Excerpt from a dataset
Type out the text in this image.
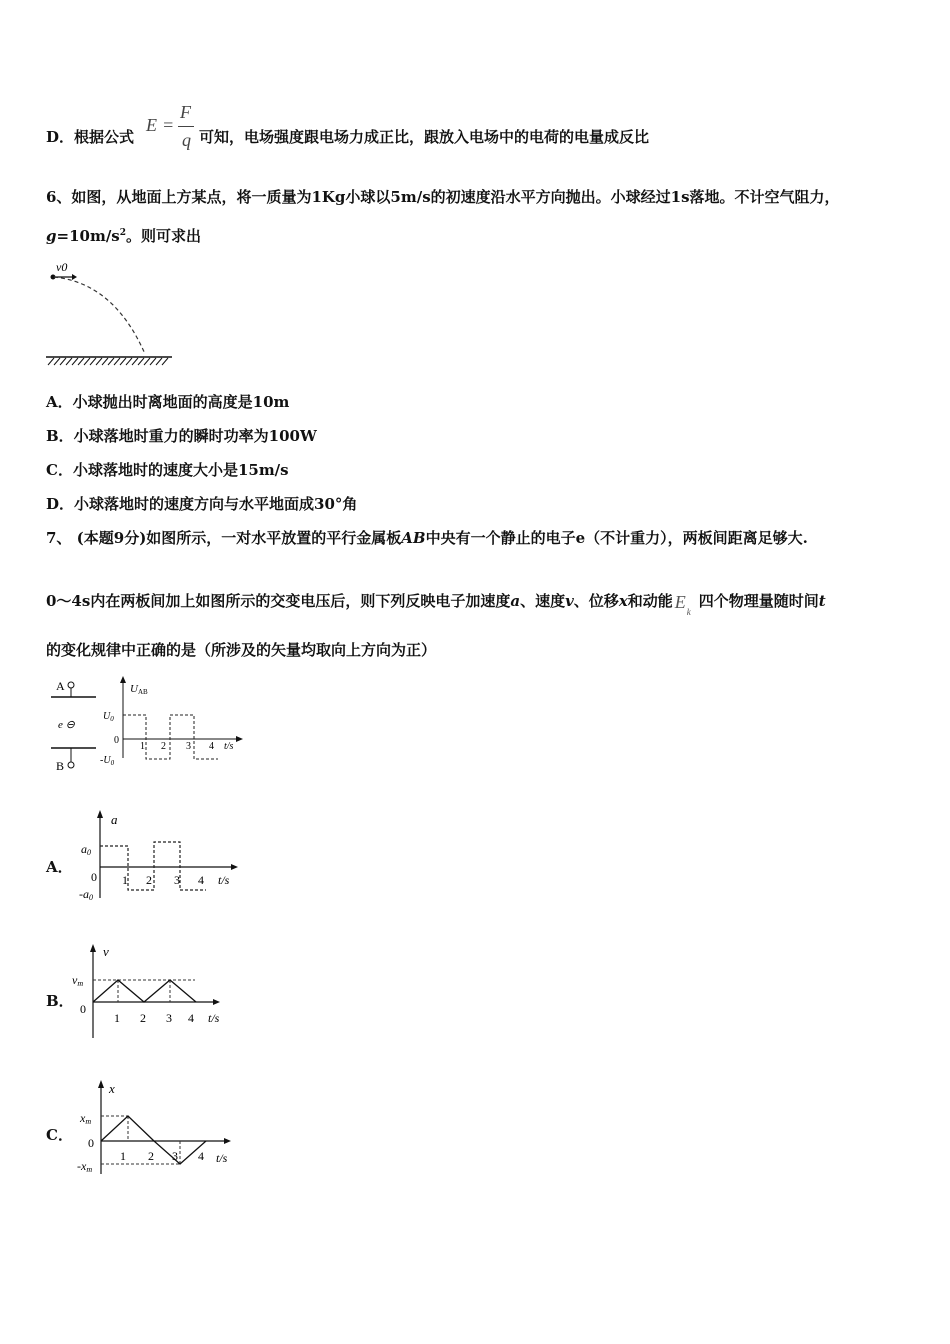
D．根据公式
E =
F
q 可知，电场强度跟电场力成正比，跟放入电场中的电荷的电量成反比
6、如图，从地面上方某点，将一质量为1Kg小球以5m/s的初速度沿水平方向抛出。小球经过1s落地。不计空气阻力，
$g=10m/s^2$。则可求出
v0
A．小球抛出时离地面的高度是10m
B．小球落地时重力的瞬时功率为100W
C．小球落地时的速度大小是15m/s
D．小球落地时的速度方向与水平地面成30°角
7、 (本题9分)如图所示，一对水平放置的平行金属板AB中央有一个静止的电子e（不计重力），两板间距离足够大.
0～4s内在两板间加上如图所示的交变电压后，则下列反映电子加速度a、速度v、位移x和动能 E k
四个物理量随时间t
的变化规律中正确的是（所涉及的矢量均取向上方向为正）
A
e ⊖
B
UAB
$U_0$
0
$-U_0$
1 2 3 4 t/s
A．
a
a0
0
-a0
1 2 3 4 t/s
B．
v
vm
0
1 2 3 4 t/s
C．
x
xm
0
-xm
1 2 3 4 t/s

--

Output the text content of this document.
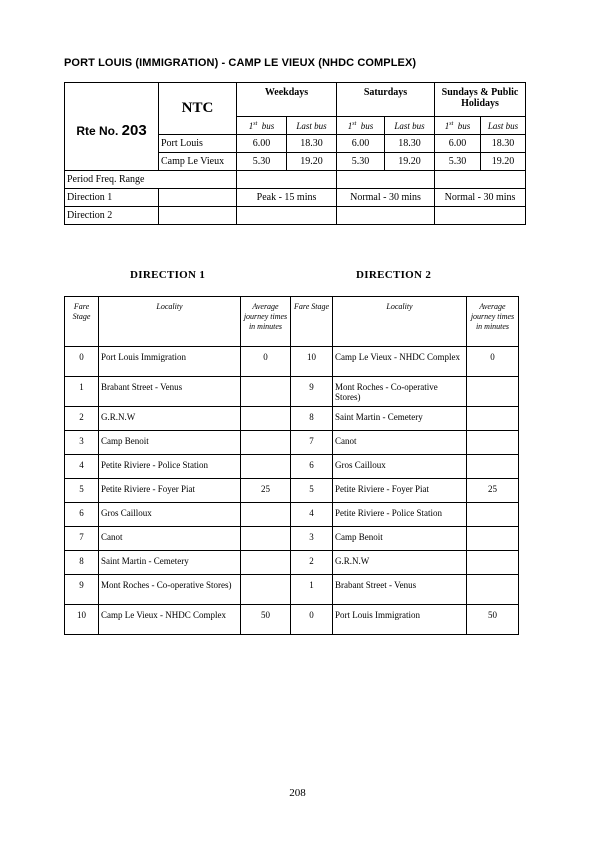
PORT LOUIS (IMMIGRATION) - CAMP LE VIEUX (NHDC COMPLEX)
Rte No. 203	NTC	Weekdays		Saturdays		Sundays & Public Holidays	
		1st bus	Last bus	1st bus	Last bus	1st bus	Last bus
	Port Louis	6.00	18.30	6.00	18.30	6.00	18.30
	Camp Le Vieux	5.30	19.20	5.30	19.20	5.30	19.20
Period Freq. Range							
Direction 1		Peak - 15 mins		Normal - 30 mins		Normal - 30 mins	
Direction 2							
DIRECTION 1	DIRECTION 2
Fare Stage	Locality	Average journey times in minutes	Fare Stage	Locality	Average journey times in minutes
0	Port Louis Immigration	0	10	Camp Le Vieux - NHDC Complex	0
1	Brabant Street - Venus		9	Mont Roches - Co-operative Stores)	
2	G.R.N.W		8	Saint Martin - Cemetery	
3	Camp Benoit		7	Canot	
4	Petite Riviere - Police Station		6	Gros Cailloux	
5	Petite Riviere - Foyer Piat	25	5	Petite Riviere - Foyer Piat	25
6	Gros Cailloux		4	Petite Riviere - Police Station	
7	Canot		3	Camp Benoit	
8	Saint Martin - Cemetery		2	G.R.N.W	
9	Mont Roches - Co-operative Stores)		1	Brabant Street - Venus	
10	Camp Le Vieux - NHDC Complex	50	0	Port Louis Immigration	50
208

» **WORK TO DO**
Gather, from the listing above, every line carrying the word "operative".

» **ANSWER FOR THIS EXERCISE**
1	Brabant Street - Venus		9	Mont Roches - Co-operative Stores)	
9	Mont Roches - Co-operative Stores)		1	Brabant Street - Venus	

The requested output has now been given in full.